● What the exercise asks: In the data below, find every line that has the string "txns", and copy it.

● Stored records:
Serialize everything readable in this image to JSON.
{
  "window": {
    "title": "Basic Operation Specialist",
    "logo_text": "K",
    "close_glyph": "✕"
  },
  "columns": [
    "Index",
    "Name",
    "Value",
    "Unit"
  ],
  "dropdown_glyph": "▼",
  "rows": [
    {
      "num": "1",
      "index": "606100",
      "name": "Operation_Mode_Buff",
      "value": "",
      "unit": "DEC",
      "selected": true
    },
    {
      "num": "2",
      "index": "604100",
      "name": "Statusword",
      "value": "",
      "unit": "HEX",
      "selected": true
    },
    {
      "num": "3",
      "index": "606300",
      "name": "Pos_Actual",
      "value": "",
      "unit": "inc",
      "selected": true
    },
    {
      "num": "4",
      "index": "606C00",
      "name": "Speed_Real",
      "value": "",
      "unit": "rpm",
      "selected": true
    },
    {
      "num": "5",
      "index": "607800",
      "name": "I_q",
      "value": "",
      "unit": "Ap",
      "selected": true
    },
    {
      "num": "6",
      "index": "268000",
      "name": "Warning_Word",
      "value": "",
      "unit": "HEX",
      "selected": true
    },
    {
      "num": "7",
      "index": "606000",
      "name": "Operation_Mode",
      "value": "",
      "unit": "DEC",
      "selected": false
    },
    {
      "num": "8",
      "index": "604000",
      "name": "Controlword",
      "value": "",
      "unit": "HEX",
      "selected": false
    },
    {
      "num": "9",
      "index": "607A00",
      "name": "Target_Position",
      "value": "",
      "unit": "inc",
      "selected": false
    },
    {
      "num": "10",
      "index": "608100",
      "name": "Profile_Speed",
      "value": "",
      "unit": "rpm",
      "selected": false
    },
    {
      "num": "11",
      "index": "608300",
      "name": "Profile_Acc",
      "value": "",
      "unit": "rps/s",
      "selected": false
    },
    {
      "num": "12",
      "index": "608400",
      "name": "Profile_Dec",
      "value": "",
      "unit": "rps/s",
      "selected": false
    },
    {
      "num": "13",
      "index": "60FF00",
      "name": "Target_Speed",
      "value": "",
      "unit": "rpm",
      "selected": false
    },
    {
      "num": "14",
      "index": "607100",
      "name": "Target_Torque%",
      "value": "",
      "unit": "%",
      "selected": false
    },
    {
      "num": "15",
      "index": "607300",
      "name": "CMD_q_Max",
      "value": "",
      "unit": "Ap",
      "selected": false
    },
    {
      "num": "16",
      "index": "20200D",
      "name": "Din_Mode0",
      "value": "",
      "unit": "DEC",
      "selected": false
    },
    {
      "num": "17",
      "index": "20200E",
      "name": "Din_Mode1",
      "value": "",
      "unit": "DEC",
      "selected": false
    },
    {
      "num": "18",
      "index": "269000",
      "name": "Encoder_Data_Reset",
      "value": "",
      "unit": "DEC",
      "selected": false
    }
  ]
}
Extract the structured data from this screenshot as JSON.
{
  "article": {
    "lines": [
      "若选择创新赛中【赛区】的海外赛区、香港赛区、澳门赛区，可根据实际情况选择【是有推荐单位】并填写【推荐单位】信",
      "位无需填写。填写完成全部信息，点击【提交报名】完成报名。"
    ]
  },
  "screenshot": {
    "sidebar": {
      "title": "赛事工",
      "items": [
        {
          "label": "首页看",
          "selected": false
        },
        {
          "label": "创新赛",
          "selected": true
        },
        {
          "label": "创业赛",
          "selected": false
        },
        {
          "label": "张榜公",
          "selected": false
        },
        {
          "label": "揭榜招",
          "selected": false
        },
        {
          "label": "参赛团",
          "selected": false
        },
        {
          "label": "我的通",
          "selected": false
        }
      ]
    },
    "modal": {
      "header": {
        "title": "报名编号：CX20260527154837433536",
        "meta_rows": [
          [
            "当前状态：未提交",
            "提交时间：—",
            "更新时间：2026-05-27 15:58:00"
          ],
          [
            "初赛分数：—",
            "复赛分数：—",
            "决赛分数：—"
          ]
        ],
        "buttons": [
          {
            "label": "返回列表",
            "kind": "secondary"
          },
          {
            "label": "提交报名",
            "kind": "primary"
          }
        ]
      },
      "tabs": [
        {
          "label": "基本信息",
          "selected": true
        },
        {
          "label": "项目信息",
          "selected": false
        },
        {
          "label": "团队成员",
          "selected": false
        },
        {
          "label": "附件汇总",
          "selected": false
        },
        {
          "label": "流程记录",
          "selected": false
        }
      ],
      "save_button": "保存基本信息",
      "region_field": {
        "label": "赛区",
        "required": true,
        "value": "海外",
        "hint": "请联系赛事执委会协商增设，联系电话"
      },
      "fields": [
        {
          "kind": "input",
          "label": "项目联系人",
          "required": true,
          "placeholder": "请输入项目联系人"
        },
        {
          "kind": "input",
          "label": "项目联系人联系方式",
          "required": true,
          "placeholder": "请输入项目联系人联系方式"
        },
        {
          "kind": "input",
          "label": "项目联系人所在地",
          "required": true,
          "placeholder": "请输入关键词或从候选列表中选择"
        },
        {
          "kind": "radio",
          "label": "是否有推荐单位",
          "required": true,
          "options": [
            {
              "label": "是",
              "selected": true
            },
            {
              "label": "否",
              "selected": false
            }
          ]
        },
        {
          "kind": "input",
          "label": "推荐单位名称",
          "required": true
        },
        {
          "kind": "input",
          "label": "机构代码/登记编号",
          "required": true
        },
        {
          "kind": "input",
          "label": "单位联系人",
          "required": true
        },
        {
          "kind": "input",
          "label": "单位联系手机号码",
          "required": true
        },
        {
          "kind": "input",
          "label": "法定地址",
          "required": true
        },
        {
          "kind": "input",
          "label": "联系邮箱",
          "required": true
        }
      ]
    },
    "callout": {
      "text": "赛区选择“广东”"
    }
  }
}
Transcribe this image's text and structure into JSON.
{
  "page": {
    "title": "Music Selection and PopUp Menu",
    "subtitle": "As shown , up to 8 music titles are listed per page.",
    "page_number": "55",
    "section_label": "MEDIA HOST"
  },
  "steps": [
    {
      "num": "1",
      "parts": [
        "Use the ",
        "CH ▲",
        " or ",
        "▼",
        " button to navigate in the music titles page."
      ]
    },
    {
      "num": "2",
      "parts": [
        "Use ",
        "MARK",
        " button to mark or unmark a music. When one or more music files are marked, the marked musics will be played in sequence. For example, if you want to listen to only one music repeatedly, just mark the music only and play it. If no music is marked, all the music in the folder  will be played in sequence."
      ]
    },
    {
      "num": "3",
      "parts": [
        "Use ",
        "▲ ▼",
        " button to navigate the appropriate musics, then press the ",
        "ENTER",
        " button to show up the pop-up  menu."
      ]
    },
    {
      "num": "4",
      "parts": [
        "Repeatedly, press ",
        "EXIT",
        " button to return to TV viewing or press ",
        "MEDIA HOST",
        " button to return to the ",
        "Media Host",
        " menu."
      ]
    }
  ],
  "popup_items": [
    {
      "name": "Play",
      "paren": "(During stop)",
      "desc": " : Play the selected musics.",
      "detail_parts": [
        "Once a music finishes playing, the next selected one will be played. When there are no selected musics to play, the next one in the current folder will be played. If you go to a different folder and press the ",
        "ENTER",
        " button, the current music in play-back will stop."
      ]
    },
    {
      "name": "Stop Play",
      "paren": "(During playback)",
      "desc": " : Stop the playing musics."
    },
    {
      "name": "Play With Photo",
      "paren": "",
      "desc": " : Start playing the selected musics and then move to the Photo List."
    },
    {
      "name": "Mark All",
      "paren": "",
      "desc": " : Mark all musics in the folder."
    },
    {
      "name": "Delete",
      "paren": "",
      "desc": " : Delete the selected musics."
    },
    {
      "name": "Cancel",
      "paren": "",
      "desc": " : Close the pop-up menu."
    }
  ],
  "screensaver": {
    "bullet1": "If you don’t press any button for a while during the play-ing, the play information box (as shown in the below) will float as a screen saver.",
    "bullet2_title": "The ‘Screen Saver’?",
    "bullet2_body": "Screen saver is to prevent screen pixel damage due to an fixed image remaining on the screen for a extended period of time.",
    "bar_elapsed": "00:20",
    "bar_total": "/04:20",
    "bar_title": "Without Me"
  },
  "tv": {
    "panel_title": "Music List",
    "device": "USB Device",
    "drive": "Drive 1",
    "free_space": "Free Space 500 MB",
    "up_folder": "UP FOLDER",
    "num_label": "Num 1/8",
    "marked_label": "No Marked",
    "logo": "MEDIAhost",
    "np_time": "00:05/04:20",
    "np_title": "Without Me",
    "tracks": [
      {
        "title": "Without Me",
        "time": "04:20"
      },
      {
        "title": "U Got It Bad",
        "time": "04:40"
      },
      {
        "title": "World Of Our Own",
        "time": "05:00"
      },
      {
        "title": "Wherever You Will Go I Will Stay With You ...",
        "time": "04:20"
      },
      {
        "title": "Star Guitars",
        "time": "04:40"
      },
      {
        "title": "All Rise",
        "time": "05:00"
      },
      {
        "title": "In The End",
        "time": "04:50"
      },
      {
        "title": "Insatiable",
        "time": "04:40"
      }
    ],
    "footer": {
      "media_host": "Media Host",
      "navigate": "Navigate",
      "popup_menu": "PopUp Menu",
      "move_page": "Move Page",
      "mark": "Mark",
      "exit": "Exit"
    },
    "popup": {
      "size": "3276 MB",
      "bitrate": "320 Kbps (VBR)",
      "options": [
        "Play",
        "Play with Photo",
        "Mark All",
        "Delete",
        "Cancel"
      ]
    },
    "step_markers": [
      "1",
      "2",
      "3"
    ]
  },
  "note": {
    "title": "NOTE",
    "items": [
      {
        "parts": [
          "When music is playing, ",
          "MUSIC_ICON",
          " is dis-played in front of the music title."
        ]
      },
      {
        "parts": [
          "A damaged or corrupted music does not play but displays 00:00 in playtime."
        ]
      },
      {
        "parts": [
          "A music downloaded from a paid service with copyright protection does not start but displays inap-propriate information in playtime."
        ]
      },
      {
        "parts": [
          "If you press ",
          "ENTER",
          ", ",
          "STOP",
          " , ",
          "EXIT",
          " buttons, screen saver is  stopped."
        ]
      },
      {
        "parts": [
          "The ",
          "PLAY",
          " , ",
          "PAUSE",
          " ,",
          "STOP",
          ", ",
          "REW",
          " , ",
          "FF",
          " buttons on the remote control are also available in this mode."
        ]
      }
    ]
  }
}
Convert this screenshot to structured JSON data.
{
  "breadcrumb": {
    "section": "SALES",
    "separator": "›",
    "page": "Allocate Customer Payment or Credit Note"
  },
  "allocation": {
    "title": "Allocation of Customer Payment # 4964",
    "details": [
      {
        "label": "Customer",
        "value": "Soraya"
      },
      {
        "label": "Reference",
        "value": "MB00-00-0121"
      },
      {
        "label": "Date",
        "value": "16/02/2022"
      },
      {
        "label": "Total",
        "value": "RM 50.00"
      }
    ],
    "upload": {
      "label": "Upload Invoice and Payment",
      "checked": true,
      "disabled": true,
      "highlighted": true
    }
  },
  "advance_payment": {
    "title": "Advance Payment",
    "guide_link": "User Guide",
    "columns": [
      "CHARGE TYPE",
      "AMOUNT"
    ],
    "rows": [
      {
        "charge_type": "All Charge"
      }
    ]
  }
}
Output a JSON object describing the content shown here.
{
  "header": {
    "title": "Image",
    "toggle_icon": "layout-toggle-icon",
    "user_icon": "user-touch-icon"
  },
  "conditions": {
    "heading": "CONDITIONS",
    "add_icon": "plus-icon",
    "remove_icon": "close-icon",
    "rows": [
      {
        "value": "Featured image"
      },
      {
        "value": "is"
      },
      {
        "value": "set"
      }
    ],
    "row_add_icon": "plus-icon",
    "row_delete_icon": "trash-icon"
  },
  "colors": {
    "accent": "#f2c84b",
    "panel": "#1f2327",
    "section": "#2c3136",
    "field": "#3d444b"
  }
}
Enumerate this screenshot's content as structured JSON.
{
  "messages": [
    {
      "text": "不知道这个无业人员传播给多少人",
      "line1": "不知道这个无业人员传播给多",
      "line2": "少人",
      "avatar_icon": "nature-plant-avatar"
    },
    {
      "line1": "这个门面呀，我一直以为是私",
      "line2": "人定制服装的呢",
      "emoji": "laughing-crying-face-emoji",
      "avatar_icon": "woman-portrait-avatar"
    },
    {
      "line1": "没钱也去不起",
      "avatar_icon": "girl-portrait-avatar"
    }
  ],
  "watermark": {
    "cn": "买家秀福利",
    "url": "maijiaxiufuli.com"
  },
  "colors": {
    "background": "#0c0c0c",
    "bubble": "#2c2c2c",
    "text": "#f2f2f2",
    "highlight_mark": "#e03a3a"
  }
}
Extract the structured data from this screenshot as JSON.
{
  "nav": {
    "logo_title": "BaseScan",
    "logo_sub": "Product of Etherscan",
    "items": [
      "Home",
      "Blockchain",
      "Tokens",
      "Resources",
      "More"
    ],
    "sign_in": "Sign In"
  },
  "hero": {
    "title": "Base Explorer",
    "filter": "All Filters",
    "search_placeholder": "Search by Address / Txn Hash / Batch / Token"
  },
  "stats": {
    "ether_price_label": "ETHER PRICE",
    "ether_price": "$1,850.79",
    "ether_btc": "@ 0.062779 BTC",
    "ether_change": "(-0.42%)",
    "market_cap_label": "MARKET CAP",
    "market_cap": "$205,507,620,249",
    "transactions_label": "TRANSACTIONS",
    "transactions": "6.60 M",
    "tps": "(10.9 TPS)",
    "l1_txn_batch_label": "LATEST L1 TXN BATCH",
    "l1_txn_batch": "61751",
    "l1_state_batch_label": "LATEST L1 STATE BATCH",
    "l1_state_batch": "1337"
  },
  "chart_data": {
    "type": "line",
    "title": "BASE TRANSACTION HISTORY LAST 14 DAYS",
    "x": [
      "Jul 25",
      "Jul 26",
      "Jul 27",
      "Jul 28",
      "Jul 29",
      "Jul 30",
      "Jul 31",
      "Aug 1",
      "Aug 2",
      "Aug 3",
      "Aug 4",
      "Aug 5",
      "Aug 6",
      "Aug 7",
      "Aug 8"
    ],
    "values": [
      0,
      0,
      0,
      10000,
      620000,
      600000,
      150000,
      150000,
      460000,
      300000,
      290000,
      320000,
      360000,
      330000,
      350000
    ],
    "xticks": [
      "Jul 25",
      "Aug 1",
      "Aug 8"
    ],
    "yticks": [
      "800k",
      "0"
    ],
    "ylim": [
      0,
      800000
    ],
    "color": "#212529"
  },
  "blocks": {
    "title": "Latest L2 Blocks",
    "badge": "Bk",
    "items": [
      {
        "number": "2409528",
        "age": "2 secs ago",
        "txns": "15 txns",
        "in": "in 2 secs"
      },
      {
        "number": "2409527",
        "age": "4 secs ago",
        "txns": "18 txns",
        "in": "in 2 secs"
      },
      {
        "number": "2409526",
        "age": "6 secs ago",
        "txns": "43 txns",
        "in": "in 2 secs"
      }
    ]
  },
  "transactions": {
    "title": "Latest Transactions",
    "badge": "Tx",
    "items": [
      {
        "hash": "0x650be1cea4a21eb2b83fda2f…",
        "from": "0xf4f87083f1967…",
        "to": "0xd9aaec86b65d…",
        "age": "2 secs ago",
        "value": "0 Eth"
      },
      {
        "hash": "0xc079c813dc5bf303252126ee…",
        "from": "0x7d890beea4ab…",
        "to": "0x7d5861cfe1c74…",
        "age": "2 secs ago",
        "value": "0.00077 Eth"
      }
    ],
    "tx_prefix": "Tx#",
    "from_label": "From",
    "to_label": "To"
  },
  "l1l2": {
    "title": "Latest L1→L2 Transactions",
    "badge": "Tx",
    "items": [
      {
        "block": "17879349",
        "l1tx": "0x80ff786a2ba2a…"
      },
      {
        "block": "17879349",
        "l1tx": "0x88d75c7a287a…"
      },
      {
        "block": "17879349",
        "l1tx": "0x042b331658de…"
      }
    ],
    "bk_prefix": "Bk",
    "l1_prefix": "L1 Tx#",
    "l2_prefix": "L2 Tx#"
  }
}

● Answer to the task:
        "txns": "15 txns",
        "txns": "18 txns",
        "txns": "43 txns",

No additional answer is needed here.